══ Dataset rows ══

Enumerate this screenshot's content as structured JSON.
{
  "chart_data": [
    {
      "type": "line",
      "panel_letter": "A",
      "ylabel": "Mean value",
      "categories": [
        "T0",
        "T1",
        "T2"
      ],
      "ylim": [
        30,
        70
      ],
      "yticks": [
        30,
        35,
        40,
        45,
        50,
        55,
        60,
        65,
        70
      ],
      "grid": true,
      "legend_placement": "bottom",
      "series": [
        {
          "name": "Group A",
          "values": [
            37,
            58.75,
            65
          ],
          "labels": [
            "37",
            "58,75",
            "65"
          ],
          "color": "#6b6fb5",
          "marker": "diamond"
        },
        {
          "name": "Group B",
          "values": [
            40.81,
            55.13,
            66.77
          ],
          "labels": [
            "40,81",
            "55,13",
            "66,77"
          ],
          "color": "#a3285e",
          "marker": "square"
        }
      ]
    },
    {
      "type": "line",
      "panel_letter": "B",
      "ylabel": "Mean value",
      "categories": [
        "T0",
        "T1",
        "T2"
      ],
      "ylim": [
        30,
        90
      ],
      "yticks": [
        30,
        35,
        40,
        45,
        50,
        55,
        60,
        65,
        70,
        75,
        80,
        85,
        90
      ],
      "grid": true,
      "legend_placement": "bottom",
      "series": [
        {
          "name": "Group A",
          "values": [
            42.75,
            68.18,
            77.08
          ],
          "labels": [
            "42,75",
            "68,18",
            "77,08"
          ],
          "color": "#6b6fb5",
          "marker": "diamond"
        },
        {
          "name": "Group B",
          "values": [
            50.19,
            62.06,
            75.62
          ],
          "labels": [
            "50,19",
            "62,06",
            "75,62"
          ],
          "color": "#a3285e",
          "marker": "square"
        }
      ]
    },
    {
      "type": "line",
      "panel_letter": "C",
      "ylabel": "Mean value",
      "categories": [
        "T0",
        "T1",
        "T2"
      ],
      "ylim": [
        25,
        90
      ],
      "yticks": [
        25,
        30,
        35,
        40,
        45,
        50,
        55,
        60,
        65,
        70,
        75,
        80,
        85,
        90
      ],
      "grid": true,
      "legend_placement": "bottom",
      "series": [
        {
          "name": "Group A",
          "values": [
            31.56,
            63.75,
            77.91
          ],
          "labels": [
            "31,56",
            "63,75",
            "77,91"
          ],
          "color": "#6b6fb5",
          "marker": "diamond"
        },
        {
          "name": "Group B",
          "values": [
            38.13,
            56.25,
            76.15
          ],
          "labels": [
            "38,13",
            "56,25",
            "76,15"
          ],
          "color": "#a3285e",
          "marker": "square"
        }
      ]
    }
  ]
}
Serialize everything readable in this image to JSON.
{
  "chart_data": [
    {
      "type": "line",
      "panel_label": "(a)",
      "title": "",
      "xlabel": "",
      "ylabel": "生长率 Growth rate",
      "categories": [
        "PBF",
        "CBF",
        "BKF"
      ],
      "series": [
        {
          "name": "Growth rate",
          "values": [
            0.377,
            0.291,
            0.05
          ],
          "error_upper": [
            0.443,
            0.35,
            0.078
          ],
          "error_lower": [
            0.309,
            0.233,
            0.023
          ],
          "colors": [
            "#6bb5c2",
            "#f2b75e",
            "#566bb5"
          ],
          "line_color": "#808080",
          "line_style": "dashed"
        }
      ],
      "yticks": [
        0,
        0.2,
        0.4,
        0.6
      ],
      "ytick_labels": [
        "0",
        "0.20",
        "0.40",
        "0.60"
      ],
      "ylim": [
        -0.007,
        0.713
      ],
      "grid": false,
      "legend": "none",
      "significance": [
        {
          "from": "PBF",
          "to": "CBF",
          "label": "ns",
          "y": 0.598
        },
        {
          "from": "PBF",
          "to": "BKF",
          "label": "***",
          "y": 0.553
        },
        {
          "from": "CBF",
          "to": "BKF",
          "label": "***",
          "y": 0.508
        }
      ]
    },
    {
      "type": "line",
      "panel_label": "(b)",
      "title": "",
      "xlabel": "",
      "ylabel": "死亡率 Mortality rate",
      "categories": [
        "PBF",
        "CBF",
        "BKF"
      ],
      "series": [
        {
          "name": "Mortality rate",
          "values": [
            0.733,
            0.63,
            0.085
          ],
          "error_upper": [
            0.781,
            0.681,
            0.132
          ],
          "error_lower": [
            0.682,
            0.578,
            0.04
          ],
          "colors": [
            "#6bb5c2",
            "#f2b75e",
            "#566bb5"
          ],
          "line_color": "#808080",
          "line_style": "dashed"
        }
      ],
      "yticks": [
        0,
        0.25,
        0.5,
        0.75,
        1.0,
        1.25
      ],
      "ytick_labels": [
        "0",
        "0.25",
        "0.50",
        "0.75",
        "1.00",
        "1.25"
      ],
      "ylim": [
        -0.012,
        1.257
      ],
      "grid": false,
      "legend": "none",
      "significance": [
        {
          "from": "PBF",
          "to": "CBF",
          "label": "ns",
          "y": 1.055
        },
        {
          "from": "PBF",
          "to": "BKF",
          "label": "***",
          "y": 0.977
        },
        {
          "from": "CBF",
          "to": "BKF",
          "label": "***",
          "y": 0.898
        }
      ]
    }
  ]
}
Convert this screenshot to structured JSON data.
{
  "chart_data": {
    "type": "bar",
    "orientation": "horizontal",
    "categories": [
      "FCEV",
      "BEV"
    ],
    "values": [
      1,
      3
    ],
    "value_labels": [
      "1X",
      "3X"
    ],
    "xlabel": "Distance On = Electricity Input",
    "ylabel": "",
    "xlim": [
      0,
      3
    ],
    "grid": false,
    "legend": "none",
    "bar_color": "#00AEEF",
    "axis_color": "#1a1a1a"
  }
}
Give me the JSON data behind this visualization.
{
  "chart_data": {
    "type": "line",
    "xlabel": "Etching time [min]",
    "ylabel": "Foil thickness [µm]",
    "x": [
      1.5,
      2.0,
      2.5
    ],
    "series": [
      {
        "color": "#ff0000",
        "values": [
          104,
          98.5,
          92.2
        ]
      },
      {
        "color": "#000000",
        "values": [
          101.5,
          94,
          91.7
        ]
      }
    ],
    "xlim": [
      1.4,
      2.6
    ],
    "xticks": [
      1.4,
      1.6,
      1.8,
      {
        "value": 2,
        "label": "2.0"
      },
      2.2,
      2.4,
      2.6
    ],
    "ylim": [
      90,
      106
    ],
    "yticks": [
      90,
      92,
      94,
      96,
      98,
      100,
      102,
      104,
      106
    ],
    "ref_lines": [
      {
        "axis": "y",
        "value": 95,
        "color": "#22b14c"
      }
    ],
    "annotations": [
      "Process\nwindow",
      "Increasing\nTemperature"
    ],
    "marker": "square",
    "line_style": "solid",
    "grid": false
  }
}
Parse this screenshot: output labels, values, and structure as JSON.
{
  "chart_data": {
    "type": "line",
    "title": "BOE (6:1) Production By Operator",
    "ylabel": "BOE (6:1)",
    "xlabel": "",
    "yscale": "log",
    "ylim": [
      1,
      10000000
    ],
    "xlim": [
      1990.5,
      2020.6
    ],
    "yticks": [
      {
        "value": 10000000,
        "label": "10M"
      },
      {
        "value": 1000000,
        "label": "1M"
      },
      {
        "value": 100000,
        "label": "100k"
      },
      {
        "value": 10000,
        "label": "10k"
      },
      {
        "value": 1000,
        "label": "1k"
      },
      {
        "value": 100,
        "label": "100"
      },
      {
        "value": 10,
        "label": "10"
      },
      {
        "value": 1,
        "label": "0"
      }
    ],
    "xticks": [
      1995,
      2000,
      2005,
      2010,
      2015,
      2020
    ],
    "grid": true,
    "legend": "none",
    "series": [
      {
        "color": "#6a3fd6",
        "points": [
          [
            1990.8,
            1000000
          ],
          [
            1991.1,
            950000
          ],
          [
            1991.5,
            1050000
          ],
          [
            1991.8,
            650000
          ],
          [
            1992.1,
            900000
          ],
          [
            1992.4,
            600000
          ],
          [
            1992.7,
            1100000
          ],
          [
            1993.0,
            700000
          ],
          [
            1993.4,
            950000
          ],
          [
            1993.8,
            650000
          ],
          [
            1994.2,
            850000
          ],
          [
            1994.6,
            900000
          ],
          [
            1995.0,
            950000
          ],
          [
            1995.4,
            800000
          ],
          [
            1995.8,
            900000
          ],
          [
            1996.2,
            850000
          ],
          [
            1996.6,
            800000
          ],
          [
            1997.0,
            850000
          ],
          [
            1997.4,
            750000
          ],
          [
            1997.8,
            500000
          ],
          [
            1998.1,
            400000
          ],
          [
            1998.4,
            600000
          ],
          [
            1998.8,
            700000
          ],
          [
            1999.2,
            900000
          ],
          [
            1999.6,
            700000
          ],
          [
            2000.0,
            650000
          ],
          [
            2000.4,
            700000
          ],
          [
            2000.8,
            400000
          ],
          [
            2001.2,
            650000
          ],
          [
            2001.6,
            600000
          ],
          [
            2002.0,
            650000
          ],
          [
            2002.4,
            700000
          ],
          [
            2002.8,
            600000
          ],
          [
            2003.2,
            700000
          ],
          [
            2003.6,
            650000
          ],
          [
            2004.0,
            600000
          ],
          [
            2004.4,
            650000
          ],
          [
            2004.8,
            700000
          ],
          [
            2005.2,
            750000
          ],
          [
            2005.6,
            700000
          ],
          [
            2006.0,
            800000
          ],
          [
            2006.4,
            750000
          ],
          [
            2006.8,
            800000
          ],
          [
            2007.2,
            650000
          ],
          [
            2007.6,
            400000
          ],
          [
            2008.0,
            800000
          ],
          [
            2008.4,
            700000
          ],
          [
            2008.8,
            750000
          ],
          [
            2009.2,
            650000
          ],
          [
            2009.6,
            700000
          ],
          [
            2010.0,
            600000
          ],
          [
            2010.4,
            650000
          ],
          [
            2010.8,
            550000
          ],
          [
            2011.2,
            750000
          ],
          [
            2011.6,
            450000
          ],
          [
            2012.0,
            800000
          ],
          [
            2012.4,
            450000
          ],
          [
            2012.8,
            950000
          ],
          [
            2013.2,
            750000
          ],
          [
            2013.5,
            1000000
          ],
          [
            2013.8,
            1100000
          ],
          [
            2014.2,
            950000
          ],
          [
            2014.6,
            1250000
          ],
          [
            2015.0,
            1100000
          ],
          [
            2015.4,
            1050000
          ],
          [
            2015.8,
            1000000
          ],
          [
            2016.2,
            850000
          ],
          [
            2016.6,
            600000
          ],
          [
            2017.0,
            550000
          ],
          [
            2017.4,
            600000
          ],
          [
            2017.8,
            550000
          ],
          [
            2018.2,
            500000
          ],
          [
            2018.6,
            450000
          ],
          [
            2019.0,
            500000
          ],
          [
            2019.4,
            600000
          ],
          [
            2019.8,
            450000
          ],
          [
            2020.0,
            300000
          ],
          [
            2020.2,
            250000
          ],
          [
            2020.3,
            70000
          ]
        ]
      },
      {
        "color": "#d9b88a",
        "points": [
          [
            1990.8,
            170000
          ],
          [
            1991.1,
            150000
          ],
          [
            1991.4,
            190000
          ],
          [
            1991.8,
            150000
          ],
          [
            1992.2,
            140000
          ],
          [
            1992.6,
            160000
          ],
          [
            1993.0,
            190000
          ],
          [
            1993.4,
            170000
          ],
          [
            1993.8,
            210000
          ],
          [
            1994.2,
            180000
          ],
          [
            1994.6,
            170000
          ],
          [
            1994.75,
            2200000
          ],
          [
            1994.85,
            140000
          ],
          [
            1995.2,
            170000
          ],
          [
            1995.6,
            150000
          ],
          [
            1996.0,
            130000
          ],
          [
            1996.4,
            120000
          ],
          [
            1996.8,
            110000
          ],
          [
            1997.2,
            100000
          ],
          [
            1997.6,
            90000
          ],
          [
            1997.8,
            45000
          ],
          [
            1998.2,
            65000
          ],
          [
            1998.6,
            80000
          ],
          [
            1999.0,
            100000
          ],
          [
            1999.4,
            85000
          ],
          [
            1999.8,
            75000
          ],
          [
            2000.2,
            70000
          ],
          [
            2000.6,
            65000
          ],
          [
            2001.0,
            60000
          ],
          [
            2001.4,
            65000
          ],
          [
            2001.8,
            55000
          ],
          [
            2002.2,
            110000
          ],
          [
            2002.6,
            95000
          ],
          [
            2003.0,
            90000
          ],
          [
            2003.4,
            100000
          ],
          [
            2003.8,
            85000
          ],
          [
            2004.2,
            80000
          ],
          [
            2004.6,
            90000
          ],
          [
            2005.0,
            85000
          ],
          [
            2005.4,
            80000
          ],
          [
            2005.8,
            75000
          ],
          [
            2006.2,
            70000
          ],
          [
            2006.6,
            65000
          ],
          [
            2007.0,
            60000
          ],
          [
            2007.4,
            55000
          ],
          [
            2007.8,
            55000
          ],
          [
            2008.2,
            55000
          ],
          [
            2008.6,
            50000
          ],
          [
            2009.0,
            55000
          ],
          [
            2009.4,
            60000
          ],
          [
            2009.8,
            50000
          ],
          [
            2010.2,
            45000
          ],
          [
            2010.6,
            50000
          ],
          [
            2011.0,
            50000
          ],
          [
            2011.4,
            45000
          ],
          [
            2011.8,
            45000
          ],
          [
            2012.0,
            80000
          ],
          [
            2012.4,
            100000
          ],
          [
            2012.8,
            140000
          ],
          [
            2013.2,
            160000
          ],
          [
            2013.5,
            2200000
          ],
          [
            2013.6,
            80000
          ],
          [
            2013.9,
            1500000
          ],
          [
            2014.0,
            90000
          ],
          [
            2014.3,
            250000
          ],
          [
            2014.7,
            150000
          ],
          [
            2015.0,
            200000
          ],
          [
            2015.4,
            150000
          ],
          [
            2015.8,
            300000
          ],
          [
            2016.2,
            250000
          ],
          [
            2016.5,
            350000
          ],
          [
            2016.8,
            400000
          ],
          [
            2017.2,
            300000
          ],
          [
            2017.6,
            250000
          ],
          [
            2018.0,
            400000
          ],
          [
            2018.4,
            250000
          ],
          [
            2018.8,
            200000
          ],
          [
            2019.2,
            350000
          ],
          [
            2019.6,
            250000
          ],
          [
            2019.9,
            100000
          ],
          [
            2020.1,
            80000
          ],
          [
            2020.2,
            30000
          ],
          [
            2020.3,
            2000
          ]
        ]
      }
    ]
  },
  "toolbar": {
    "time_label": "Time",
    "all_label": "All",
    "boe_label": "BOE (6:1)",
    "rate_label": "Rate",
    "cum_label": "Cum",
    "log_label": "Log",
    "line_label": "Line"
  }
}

═══

Task statement ▸
Give only the number of lines that include the word "xlabel".

Answer ▸
5